> **Exercise prompt**
Give the data a second time, exactly and in full.

> **Provided records**
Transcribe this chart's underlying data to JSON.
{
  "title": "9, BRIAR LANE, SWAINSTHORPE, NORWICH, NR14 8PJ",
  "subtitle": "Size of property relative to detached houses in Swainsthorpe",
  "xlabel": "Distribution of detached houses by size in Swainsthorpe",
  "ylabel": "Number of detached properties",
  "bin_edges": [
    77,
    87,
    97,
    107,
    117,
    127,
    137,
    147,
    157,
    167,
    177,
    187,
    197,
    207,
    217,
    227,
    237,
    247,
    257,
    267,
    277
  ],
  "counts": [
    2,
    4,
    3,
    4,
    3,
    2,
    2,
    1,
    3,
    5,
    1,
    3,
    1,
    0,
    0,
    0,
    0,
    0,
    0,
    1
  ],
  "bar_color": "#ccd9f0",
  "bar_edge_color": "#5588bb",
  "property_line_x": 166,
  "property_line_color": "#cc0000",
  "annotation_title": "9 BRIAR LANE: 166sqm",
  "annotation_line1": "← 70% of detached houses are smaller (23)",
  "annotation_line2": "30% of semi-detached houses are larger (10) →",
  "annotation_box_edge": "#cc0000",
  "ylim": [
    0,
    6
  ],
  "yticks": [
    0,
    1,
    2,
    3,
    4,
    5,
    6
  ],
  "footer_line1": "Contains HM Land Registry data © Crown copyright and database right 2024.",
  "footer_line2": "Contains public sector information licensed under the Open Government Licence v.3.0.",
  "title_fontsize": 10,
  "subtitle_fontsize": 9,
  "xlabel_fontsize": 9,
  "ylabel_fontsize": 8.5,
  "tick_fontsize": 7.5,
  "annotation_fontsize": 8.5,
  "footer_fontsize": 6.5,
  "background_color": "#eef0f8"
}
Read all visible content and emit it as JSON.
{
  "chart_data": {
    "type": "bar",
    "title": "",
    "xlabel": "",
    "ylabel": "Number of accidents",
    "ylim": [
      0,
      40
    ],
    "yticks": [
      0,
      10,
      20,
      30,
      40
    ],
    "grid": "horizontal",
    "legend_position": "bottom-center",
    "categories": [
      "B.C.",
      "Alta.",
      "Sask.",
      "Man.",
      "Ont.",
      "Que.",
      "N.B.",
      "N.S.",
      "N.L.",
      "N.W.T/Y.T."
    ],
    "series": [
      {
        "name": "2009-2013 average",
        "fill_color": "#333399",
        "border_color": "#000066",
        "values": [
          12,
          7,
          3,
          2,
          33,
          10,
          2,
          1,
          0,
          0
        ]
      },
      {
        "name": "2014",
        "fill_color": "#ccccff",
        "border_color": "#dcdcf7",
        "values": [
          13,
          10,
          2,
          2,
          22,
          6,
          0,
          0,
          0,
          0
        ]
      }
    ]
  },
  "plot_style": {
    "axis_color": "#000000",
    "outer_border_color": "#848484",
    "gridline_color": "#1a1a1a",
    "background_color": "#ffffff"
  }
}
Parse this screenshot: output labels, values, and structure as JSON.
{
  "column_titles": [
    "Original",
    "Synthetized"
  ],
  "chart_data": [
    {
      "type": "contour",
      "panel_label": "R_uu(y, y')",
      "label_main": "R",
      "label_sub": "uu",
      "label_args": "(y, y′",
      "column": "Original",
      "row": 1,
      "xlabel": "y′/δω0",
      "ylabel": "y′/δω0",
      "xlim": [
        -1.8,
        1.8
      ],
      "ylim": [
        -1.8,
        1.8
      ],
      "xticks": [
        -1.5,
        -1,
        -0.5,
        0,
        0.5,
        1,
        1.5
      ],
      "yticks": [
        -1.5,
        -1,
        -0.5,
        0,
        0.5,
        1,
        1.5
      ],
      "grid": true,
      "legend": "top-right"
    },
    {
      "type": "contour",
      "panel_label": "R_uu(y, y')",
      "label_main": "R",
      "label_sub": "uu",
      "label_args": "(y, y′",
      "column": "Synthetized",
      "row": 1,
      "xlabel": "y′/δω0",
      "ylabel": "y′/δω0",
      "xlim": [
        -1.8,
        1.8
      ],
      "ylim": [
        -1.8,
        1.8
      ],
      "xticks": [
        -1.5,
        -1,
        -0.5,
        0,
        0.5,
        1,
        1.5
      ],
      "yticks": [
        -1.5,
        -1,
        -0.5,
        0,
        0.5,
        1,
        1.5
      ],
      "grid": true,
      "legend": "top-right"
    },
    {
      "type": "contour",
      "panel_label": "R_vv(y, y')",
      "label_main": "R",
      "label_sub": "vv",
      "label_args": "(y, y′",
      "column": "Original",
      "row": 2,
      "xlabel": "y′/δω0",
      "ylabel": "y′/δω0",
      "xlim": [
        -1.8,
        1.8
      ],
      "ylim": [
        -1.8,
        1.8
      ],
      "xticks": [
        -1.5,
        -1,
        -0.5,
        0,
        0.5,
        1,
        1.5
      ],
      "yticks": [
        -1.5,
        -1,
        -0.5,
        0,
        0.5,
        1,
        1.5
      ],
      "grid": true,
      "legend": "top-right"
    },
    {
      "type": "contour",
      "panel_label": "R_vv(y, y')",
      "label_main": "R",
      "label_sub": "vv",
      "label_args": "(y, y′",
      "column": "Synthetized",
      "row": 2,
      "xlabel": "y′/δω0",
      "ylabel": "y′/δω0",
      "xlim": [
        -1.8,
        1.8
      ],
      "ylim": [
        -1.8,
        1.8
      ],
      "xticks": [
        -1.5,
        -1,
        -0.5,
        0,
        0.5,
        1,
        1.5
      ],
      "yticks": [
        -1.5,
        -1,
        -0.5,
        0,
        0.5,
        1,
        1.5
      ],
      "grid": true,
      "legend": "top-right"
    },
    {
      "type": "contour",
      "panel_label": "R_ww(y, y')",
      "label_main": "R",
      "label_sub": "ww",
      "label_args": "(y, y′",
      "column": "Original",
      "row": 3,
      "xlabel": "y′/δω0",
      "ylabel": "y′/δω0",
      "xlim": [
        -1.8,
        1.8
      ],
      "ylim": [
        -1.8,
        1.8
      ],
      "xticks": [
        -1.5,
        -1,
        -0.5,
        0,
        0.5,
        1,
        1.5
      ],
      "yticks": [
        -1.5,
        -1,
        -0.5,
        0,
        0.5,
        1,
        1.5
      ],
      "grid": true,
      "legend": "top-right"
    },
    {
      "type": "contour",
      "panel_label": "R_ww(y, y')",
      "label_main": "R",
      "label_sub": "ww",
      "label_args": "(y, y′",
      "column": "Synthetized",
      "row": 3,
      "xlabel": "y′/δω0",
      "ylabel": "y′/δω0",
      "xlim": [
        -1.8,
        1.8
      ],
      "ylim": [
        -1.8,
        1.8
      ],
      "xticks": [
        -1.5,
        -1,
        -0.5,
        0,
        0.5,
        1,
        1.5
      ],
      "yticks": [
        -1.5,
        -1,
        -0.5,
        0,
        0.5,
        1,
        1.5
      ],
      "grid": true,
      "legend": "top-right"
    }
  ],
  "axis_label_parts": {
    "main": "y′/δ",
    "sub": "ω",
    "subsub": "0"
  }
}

> **Correct answer**
Transcribe this chart's underlying data to JSON.
{
  "title": "9, BRIAR LANE, SWAINSTHORPE, NORWICH, NR14 8PJ",
  "subtitle": "Size of property relative to detached houses in Swainsthorpe",
  "xlabel": "Distribution of detached houses by size in Swainsthorpe",
  "ylabel": "Number of detached properties",
  "bin_edges": [
    77,
    87,
    97,
    107,
    117,
    127,
    137,
    147,
    157,
    167,
    177,
    187,
    197,
    207,
    217,
    227,
    237,
    247,
    257,
    267,
    277
  ],
  "counts": [
    2,
    4,
    3,
    4,
    3,
    2,
    2,
    1,
    3,
    5,
    1,
    3,
    1,
    0,
    0,
    0,
    0,
    0,
    0,
    1
  ],
  "bar_color": "#ccd9f0",
  "bar_edge_color": "#5588bb",
  "property_line_x": 166,
  "property_line_color": "#cc0000",
  "annotation_title": "9 BRIAR LANE: 166sqm",
  "annotation_line1": "← 70% of detached houses are smaller (23)",
  "annotation_line2": "30% of semi-detached houses are larger (10) →",
  "annotation_box_edge": "#cc0000",
  "ylim": [
    0,
    6
  ],
  "yticks": [
    0,
    1,
    2,
    3,
    4,
    5,
    6
  ],
  "footer_line1": "Contains HM Land Registry data © Crown copyright and database right 2024.",
  "footer_line2": "Contains public sector information licensed under the Open Government Licence v.3.0.",
  "title_fontsize": 10,
  "subtitle_fontsize": 9,
  "xlabel_fontsize": 9,
  "ylabel_fontsize": 8.5,
  "tick_fontsize": 7.5,
  "annotation_fontsize": 8.5,
  "footer_fontsize": 6.5,
  "background_color": "#eef0f8"
}
Read all visible content and emit it as JSON.
{
  "chart_data": {
    "type": "bar",
    "title": "",
    "xlabel": "",
    "ylabel": "Number of accidents",
    "ylim": [
      0,
      40
    ],
    "yticks": [
      0,
      10,
      20,
      30,
      40
    ],
    "grid": "horizontal",
    "legend_position": "bottom-center",
    "categories": [
      "B.C.",
      "Alta.",
      "Sask.",
      "Man.",
      "Ont.",
      "Que.",
      "N.B.",
      "N.S.",
      "N.L.",
      "N.W.T/Y.T."
    ],
    "series": [
      {
        "name": "2009-2013 average",
        "fill_color": "#333399",
        "border_color": "#000066",
        "values": [
          12,
          7,
          3,
          2,
          33,
          10,
          2,
          1,
          0,
          0
        ]
      },
      {
        "name": "2014",
        "fill_color": "#ccccff",
        "border_color": "#dcdcf7",
        "values": [
          13,
          10,
          2,
          2,
          22,
          6,
          0,
          0,
          0,
          0
        ]
      }
    ]
  },
  "plot_style": {
    "axis_color": "#000000",
    "outer_border_color": "#848484",
    "gridline_color": "#1a1a1a",
    "background_color": "#ffffff"
  }
}
Parse this screenshot: output labels, values, and structure as JSON.
{
  "column_titles": [
    "Original",
    "Synthetized"
  ],
  "chart_data": [
    {
      "type": "contour",
      "panel_label": "R_uu(y, y')",
      "label_main": "R",
      "label_sub": "uu",
      "label_args": "(y, y′",
      "column": "Original",
      "row": 1,
      "xlabel": "y′/δω0",
      "ylabel": "y′/δω0",
      "xlim": [
        -1.8,
        1.8
      ],
      "ylim": [
        -1.8,
        1.8
      ],
      "xticks": [
        -1.5,
        -1,
        -0.5,
        0,
        0.5,
        1,
        1.5
      ],
      "yticks": [
        -1.5,
        -1,
        -0.5,
        0,
        0.5,
        1,
        1.5
      ],
      "grid": true,
      "legend": "top-right"
    },
    {
      "type": "contour",
      "panel_label": "R_uu(y, y')",
      "label_main": "R",
      "label_sub": "uu",
      "label_args": "(y, y′",
      "column": "Synthetized",
      "row": 1,
      "xlabel": "y′/δω0",
      "ylabel": "y′/δω0",
      "xlim": [
        -1.8,
        1.8
      ],
      "ylim": [
        -1.8,
        1.8
      ],
      "xticks": [
        -1.5,
        -1,
        -0.5,
        0,
        0.5,
        1,
        1.5
      ],
      "yticks": [
        -1.5,
        -1,
        -0.5,
        0,
        0.5,
        1,
        1.5
      ],
      "grid": true,
      "legend": "top-right"
    },
    {
      "type": "contour",
      "panel_label": "R_vv(y, y')",
      "label_main": "R",
      "label_sub": "vv",
      "label_args": "(y, y′",
      "column": "Original",
      "row": 2,
      "xlabel": "y′/δω0",
      "ylabel": "y′/δω0",
      "xlim": [
        -1.8,
        1.8
      ],
      "ylim": [
        -1.8,
        1.8
      ],
      "xticks": [
        -1.5,
        -1,
        -0.5,
        0,
        0.5,
        1,
        1.5
      ],
      "yticks": [
        -1.5,
        -1,
        -0.5,
        0,
        0.5,
        1,
        1.5
      ],
      "grid": true,
      "legend": "top-right"
    },
    {
      "type": "contour",
      "panel_label": "R_vv(y, y')",
      "label_main": "R",
      "label_sub": "vv",
      "label_args": "(y, y′",
      "column": "Synthetized",
      "row": 2,
      "xlabel": "y′/δω0",
      "ylabel": "y′/δω0",
      "xlim": [
        -1.8,
        1.8
      ],
      "ylim": [
        -1.8,
        1.8
      ],
      "xticks": [
        -1.5,
        -1,
        -0.5,
        0,
        0.5,
        1,
        1.5
      ],
      "yticks": [
        -1.5,
        -1,
        -0.5,
        0,
        0.5,
        1,
        1.5
      ],
      "grid": true,
      "legend": "top-right"
    },
    {
      "type": "contour",
      "panel_label": "R_ww(y, y')",
      "label_main": "R",
      "label_sub": "ww",
      "label_args": "(y, y′",
      "column": "Original",
      "row": 3,
      "xlabel": "y′/δω0",
      "ylabel": "y′/δω0",
      "xlim": [
        -1.8,
        1.8
      ],
      "ylim": [
        -1.8,
        1.8
      ],
      "xticks": [
        -1.5,
        -1,
        -0.5,
        0,
        0.5,
        1,
        1.5
      ],
      "yticks": [
        -1.5,
        -1,
        -0.5,
        0,
        0.5,
        1,
        1.5
      ],
      "grid": true,
      "legend": "top-right"
    },
    {
      "type": "contour",
      "panel_label": "R_ww(y, y')",
      "label_main": "R",
      "label_sub": "ww",
      "label_args": "(y, y′",
      "column": "Synthetized",
      "row": 3,
      "xlabel": "y′/δω0",
      "ylabel": "y′/δω0",
      "xlim": [
        -1.8,
        1.8
      ],
      "ylim": [
        -1.8,
        1.8
      ],
      "xticks": [
        -1.5,
        -1,
        -0.5,
        0,
        0.5,
        1,
        1.5
      ],
      "yticks": [
        -1.5,
        -1,
        -0.5,
        0,
        0.5,
        1,
        1.5
      ],
      "grid": true,
      "legend": "top-right"
    }
  ],
  "axis_label_parts": {
    "main": "y′/δ",
    "sub": "ω",
    "subsub": "0"
  }
}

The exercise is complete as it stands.